DESCRIPTION OF THE TASK: Please report, as a bare number, how many lines below include the string "agregar".

####

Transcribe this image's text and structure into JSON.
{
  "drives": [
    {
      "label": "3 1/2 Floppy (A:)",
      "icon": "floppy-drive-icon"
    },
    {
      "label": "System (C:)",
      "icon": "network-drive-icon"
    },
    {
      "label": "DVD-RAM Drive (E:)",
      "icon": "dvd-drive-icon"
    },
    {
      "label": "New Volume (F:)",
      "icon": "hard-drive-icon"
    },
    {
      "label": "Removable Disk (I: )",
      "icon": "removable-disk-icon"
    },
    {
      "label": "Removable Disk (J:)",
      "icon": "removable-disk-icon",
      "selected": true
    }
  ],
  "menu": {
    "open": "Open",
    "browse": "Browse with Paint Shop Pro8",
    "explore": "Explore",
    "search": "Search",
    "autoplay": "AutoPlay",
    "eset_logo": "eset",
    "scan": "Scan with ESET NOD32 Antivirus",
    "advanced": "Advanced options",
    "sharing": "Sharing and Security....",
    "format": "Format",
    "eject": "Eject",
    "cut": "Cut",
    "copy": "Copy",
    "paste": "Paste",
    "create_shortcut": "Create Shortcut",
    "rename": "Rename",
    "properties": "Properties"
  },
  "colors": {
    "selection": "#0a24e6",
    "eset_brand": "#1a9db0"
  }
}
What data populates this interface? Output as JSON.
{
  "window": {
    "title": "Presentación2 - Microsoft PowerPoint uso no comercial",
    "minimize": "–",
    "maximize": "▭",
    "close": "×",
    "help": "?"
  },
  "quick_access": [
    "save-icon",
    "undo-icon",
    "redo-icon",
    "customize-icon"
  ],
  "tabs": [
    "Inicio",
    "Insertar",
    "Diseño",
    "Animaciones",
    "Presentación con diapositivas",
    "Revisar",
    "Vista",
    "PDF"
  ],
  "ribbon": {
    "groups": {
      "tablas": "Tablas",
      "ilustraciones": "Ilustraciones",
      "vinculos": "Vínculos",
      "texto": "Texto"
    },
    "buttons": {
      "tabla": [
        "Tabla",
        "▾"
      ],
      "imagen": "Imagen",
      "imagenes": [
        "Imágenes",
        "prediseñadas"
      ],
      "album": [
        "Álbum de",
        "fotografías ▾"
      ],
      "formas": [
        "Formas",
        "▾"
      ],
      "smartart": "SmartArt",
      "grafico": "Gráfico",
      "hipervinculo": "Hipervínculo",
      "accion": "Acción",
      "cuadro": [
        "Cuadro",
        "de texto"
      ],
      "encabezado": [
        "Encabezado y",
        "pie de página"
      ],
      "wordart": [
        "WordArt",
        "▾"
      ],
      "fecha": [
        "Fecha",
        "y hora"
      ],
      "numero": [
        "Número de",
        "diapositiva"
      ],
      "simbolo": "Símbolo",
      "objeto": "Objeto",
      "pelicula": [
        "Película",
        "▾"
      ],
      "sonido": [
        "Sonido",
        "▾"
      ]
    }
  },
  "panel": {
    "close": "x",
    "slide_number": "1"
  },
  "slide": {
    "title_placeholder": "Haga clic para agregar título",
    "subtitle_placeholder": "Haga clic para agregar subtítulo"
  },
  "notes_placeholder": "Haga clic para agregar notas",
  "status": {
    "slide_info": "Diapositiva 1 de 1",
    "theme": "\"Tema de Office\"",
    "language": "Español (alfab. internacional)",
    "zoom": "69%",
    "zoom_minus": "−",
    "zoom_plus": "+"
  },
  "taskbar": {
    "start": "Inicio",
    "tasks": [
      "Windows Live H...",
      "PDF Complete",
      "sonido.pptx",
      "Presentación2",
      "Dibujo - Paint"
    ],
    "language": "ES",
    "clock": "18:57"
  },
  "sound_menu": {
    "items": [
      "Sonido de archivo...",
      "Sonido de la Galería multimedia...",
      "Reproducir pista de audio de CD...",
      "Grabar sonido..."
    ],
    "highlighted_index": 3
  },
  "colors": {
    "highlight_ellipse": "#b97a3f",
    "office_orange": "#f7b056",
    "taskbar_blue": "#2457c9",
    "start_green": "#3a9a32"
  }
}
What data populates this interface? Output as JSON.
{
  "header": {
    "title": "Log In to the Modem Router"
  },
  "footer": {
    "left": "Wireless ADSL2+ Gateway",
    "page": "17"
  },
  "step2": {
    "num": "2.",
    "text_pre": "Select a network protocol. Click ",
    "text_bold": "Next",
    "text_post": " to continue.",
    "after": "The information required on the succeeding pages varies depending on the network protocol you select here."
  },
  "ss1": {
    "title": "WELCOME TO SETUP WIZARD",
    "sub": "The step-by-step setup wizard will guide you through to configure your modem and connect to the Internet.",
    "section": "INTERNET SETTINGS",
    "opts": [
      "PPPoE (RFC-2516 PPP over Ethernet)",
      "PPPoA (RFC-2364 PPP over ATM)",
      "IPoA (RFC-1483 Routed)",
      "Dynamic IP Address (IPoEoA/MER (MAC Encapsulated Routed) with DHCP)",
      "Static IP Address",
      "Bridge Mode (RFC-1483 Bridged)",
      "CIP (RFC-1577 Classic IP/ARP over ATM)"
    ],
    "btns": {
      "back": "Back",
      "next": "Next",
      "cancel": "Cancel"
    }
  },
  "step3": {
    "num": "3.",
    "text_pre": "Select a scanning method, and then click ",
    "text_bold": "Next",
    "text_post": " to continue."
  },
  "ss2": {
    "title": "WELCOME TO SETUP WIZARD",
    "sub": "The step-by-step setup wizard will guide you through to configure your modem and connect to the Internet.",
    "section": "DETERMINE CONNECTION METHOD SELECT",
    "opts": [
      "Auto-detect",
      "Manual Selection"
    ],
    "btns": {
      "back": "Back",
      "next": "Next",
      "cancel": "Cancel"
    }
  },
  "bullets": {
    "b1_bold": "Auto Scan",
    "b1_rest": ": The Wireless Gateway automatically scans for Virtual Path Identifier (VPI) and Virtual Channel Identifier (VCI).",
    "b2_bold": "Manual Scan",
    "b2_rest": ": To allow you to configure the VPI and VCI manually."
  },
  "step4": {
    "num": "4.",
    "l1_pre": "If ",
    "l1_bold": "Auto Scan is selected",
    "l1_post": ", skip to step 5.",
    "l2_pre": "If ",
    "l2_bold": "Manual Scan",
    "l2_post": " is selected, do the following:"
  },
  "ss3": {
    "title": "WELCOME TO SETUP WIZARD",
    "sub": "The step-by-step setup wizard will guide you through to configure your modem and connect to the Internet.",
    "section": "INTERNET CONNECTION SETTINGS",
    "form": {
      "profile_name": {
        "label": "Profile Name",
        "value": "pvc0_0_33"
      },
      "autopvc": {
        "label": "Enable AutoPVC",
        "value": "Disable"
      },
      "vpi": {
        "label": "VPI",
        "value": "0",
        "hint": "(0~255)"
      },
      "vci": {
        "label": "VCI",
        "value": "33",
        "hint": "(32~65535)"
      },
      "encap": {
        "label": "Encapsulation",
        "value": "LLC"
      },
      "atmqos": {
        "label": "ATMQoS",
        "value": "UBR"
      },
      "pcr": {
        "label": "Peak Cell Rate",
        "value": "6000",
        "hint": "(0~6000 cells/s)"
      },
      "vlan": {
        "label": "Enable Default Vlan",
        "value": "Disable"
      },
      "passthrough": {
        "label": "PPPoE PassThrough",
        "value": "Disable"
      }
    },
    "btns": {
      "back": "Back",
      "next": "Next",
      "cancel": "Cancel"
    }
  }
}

####

ANSWER AREA: 3